- Born: 1 October 1925 Wimbledon, London, England
- Died: 21 September 2015 (aged 89)
- Other name: Diana Farr
- Occupation: Writer
- Known for: Books about ponies
- Spouse: Dennis Farr ​ ​(m. 1959; died 2006)​
- Relatives: Christine Pullein-Thompson (twin sister); Josephine Pullein-Thompson (sister);

= Diana Pullein-Thompson =

British writer of pony books (1925–2015)

Diana Farr (1 October 1925 – 21 September 2015), was a British horsewoman and writer known for her pony books. Her mother and two sisters also wrote and together they created a large number of children's books, many of which were on the theme of horses.

==Life==
Pullein-Thompson was born into a notable family. Her father, Harold Pullein-Thompson, had the Military Cross and her mother, Joanna Cannan, was a prolific and successful author. She was the first of twins. She had an elder sister and an elder brother. He adopted his mother's name and become an actor and a successful comedy playwright as Denis Cannan. All the sisters became writers.

* * * * * * * * *

» Work instructions:
A. According to the Diana Pullein-Thompson biography, under what name did her brother work as a comedy playwright?
B. Set down, word for word, the passage of the Diana Pullein-Thompson biography from "British writer of" up to and including "theme of horses.".
The records that follow are separate material and do not relate to the Diana Pullein-Thompson biography.

* * * * * * * * *

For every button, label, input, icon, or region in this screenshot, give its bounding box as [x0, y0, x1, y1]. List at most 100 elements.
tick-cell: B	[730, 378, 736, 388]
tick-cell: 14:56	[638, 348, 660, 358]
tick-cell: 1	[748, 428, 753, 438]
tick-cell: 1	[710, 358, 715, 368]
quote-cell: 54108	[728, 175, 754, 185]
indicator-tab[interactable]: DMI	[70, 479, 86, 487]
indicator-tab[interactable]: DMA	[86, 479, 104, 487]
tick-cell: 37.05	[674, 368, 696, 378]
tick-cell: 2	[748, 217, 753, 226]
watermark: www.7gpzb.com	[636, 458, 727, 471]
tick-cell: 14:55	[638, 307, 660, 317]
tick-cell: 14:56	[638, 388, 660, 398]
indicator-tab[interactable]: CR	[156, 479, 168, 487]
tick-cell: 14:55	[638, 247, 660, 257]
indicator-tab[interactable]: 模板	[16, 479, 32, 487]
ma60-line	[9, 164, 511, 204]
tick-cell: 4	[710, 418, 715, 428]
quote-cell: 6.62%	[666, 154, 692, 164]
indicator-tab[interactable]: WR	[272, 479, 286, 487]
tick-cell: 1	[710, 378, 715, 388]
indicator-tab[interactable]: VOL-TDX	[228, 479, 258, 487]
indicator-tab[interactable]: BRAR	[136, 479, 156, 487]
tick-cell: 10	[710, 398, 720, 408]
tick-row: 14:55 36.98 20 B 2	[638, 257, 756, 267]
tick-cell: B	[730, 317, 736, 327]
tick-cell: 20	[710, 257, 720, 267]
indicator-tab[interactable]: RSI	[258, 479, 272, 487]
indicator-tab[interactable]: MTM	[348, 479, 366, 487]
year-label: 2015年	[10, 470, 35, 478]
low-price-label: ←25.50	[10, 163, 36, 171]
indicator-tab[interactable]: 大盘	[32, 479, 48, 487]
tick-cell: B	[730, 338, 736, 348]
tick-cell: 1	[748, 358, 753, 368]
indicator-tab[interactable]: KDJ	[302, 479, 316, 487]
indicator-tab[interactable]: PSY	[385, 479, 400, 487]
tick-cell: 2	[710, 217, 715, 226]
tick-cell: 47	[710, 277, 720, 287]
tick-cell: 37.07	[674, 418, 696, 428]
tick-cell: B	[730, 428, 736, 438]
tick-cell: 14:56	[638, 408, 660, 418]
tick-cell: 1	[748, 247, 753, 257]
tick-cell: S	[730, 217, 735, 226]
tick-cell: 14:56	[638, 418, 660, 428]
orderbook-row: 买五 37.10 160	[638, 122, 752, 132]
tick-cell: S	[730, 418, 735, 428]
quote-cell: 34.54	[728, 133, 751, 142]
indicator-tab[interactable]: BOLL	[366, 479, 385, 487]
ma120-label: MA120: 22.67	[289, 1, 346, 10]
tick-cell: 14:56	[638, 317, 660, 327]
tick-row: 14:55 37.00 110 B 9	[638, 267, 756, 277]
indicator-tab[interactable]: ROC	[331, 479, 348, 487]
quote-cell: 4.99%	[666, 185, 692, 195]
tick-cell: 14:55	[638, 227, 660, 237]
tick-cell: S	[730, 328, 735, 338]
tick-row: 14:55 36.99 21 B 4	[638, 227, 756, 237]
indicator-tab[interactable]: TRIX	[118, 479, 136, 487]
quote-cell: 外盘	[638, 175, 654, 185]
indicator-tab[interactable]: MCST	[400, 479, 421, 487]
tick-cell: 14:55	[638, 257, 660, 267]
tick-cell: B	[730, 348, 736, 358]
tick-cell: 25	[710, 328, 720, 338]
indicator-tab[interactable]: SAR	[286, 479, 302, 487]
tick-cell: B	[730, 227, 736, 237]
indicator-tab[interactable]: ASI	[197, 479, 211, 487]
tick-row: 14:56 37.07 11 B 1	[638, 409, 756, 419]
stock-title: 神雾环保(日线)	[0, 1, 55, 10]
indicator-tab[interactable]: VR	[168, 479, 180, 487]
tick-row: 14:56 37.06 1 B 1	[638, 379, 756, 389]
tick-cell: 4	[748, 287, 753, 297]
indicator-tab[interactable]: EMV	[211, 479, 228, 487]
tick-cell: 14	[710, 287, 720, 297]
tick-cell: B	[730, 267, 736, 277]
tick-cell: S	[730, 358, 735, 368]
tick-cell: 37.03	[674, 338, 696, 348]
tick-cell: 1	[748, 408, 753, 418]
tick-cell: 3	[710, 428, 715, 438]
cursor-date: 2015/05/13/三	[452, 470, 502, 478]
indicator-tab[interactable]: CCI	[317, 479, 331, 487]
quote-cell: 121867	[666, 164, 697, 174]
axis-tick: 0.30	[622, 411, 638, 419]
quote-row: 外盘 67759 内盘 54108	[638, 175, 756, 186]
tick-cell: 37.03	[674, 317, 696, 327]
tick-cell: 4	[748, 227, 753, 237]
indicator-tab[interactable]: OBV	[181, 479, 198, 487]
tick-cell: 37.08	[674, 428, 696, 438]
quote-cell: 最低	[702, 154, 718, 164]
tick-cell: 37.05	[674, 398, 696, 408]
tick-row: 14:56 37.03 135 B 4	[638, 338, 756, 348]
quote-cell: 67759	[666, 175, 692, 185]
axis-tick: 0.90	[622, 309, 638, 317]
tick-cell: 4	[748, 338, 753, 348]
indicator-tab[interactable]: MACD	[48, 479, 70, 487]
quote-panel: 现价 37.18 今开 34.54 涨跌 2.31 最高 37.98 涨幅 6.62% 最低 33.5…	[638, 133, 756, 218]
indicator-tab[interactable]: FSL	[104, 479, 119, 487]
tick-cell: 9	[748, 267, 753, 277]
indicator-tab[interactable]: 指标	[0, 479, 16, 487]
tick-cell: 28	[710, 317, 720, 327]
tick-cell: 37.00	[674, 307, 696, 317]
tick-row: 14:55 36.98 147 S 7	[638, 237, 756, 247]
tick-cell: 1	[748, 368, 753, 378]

* * * * * * * * *

» Results of the tasks:
A. Denis Cannan

B.
British writer of pony books (1925–2015)

Diana Farr (1 October 1925 – 21 September 2015), was a British horsewoman and writer known for her pony books. Her mother and two sisters also wrote and together they created a large number of children's books, many of which were on the theme of horses.